Tugas Latihan 1
Temukan dan salin setiap baris dalam entri yang memuat kata "series", dengan membedakan huruf besar dan huruf kecil.

بِسْمِ اللهِ الرَّحْمنِ الرَّحِيْمِ
Dengan menyebut nama Allah Yang Maha Pemurah lagi Maha Penyayang
Tidaklah ada cara-cara yang meyakinkan, cara-cara mendidik, mendorong dan mengancam melainkan Allah s.w.t. tegakkan dan sampaikan untuk kaum Quraisy di masa awal Islam dengan tujuan untuk mendorong mereka bergabung di bawah panji Islam, memberitahukan akidah mengesakan Allah s.w.t., meninggalkan kesyirikan, paganisme, dan kebiasaan-kebiasaan buruk jahiliyyah. Di antara cara-cara yang digunakan Allah s.w.t. adalah mengingatkan mereka pada beragam nikmat yang Ia anugerahkan kepada mereka, seperti kemudahan mendapatkan penghasilan, rezeki dan keuntungan perdagangan di dua kawasan; Syam dan Yaman dalam kafilah perdagangan mereka di musim dingin dan musim panas seperti yang tertera dalam surah Quraisy, surah Makkiyyah tanpa perbedaan pendapat:
لِإِيْلَافِ قُرَيْشٍ. إِيْلَافِهِمْ رِحْلَةَ الشِّتَاءِ وَ الصَّيْفِ. فَلْيَعْبُدُوْا رَبَّ هذَا الْبَيْتِ. الَّذِيْ أَطْعَمَهُمْ مِّنْ جُوْعٍ وَ آمَنَهُمْ مِّنْ خَوْفٍ.

Tugas Latihan 2
Lanjutkan teks tentang surah Quraisy di atas mulai dari tempat teks itu berhenti.

Data Tercatat
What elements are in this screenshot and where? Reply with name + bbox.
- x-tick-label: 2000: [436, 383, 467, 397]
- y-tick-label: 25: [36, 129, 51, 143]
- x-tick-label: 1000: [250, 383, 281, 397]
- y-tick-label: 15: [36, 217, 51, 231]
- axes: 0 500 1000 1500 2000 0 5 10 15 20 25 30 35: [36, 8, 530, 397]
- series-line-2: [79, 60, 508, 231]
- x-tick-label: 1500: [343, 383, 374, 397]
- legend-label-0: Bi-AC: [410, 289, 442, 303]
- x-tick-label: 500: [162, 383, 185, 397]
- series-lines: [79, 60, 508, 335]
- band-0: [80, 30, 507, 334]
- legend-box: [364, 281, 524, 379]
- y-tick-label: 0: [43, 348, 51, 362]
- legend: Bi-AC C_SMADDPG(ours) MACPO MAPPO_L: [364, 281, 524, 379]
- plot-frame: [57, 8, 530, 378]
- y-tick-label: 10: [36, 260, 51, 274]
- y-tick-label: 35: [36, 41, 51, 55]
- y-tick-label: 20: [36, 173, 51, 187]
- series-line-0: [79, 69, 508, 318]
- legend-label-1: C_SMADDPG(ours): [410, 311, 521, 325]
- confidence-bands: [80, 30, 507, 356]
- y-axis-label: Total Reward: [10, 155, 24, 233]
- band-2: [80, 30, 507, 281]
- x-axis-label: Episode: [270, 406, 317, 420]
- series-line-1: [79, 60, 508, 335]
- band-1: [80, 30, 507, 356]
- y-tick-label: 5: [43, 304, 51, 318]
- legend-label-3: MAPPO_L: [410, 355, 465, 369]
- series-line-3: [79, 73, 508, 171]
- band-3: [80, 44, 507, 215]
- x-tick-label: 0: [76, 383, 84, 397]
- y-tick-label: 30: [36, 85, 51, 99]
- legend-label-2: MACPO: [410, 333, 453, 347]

Hasil Latihan 1
- series-line-2: [79, 60, 508, 231]
- series-lines: [79, 60, 508, 335]
- series-line-0: [79, 69, 508, 318]
- series-line-1: [79, 60, 508, 335]
- series-line-3: [79, 73, 508, 171]

Hasil Latihan 2
106:1. Karena kebiasaan orang-orang Quraisy,
106:2. (yaitu) kebiasaan mereka bepergian pada musim dingin dan musim panas.
106:3. Maka hendaklah mereka menyembah Tuhan (pemilik) rumah ini (Ka‘bah),
106:4. yang telah memberi makanan kepada mereka untuk menghilangkan lapar dan mengamankan mereka dari rasa ketakutan.
(Quraisy: 1-4)
Ḥākim, Baihaqī dan lainnya meriwayatkan dari Ummu Hāni’ binti Abī Thālib, ia berkata: “Rasūlullāh s.a.w. bersabda:
فَضَّلَ اللهُ قُرَيْشًا بِسَبْعِ خِصَللٍ أَوْ خِلَالٍ: أَنِّيْ مِنْهُمْ، وَ أَنَّ النُّبُوَّةَ فِيْهِمْ، وَ الْحِجَابَةُ وَ السِّقَايَةُ فِيْهِمْ، وَ أَنَّ اللهَ نَصَرَهُمْ عَلَى الْفِيْلِ، وَ أَنَّهُمْ عَبَدُوا اللهَ عَزَّ وَ جَلَّ عَشْرَ سِنِيْنَ لَا يَعْبُدُهُ غَيْرُهُمْ، وَ أَنَّ اللهَ أَنْزَلَ فِيْهِمْ سُوْرَةً مِنَ الْقُرْآنِ، ثُمَّ تَلَا رَسُوْلُ اللهِ صَلَّى اللهُ عَلَيْهِ وَ سَلَّمَ: بِسْمِ اللهِ الرَّحْمنِ الرَّحِيْمِ. لِإِيْلَافِ قُرَيْشٍ، إِيْلَافِهِمْ رِحْلَةَ الشِّتَاءِ وَ الصَّيْفِ، فَلْيَعْبُدُوْا رَبَّ هذَا الْبَيْتِ، الَّذِيْ أَطْعَمَهُمْ مِنْ جُوْعٍ وَ آمَنَهُمْ مِنْ خَوْفٍ. وَ هُوَ حَدِيْثٌ غَرِيْبٌ، كَمَا قَالَ ابْنُ كَثِيْر.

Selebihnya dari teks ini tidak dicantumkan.